● **ABOUT THIS EXERCISE**: Locate every line in the material below that has the word "angiogenesis". Copy each of those lines.
=== INFORMATION PROVIDED ===
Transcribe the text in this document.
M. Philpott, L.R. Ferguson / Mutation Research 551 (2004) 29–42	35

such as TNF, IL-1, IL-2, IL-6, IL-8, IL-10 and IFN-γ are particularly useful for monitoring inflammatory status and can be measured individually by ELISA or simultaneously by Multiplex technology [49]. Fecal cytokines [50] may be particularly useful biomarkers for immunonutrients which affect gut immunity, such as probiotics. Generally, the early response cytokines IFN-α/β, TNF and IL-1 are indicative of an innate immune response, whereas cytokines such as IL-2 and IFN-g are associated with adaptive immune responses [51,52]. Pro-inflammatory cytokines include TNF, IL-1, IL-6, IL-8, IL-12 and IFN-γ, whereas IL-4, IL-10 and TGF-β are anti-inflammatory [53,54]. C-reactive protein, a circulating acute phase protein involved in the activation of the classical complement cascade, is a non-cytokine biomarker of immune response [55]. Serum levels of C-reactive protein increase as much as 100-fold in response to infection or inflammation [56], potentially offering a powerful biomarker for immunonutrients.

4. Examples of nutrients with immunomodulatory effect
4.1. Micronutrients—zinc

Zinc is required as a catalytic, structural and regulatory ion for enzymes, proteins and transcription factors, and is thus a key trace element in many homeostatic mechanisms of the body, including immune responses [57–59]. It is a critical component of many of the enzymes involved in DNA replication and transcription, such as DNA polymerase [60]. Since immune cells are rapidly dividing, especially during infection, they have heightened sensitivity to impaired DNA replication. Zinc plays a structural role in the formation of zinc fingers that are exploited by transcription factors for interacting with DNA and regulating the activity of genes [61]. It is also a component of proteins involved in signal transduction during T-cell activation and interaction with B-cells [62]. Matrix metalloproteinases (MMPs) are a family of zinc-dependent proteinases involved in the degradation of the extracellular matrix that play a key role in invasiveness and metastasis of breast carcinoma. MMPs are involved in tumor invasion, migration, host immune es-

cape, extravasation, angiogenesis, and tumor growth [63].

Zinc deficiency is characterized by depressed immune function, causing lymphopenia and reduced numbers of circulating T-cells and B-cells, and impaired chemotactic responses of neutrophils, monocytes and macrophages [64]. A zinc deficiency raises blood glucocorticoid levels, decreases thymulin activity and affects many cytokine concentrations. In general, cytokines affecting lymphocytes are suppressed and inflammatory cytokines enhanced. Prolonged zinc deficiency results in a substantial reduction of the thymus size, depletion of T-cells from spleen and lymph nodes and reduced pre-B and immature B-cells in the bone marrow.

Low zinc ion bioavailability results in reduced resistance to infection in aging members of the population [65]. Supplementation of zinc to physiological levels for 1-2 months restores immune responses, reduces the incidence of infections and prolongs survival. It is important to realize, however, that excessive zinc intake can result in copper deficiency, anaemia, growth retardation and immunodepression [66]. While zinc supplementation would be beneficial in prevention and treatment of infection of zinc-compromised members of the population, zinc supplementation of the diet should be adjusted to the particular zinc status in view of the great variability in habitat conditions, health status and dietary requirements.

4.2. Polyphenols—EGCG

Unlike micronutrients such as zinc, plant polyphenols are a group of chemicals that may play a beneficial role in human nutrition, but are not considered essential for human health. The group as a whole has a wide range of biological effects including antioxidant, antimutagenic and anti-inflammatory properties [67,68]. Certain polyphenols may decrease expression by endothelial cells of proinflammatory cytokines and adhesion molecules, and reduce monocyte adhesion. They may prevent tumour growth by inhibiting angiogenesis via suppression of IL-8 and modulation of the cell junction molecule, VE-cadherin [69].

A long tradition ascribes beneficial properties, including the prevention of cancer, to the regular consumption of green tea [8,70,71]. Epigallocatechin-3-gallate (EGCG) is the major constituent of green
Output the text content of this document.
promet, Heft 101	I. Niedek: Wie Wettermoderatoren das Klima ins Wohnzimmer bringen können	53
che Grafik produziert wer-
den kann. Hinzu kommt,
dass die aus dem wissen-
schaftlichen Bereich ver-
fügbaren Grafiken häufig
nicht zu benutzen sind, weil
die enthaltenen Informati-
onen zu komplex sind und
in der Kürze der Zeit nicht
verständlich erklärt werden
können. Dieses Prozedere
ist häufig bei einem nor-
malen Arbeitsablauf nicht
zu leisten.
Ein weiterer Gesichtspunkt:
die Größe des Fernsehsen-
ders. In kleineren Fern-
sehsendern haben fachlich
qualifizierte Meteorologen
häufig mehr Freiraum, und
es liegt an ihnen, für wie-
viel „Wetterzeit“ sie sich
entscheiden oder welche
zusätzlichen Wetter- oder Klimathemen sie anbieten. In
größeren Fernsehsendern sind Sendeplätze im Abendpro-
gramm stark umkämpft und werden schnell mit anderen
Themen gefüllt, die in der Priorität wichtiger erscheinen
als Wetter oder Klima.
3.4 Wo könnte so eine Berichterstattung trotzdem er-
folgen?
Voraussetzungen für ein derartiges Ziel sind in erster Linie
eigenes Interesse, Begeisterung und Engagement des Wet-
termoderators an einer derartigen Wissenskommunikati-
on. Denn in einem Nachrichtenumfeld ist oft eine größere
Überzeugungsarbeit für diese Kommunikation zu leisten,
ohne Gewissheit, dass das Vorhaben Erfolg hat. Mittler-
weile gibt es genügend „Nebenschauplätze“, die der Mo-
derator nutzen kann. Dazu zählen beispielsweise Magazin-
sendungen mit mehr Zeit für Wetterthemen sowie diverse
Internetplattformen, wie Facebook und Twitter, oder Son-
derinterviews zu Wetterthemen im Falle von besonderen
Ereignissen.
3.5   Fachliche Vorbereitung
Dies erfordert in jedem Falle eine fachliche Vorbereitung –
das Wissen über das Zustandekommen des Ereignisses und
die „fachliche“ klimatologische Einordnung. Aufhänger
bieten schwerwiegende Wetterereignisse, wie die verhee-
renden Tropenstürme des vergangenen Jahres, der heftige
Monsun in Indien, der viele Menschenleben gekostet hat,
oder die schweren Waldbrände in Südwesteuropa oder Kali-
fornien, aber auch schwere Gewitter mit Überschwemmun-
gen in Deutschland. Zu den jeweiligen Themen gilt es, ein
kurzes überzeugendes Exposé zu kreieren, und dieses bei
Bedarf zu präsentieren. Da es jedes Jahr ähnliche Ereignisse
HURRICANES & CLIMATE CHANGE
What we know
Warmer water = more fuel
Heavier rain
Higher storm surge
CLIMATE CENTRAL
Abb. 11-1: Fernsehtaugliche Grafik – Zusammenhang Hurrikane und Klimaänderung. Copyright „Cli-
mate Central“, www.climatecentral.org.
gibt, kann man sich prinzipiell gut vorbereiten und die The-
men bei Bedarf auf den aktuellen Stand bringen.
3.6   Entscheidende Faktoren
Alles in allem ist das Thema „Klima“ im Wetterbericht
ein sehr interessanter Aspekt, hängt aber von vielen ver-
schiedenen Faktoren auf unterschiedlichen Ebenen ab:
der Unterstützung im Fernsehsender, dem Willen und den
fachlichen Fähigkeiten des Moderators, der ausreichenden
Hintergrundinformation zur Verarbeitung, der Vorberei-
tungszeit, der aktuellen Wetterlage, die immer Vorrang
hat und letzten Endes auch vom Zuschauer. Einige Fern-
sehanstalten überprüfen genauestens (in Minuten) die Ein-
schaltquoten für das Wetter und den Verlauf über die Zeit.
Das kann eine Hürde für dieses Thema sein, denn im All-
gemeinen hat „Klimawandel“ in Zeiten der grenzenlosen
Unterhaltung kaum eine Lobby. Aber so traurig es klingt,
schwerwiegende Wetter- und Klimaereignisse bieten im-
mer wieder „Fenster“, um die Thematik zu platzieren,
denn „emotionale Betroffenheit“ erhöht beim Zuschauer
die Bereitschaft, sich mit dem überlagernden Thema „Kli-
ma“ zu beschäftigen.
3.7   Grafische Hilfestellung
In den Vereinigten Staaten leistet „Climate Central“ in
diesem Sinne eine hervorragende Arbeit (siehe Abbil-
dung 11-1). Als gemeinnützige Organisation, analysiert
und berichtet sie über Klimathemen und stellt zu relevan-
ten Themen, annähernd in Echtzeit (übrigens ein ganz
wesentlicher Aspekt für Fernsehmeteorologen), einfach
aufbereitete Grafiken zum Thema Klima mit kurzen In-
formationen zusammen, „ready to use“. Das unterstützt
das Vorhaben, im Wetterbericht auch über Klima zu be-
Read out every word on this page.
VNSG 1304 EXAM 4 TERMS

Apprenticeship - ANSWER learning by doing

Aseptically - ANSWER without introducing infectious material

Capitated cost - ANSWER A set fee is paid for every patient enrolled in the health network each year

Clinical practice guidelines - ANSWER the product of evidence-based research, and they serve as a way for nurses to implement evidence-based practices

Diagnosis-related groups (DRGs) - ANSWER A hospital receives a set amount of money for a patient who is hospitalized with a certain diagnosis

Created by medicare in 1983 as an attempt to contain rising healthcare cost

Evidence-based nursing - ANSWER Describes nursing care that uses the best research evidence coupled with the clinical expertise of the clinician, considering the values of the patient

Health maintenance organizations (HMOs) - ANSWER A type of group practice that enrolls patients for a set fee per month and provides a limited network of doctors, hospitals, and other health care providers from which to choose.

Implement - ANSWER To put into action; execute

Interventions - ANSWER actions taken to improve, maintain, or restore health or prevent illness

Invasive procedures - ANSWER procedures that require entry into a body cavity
===
● **ANSWER BOX**:
cape, extravasation, angiogenesis, and tumor growth [63].
Unlike micronutrients such as zinc, plant polyphenols are a group of chemicals that may play a beneficial role in human nutrition, but are not considered essential for human health. The group as a whole has a wide range of biological effects including antioxidant, antimutagenic and anti-inflammatory properties [67,68]. Certain polyphenols may decrease expression by endothelial cells of proinflammatory cytokines and adhesion molecules, and reduce monocyte adhesion. They may prevent tumour growth by inhibiting angiogenesis via suppression of IL-8 and modulation of the cell junction molecule, VE-cadherin [69].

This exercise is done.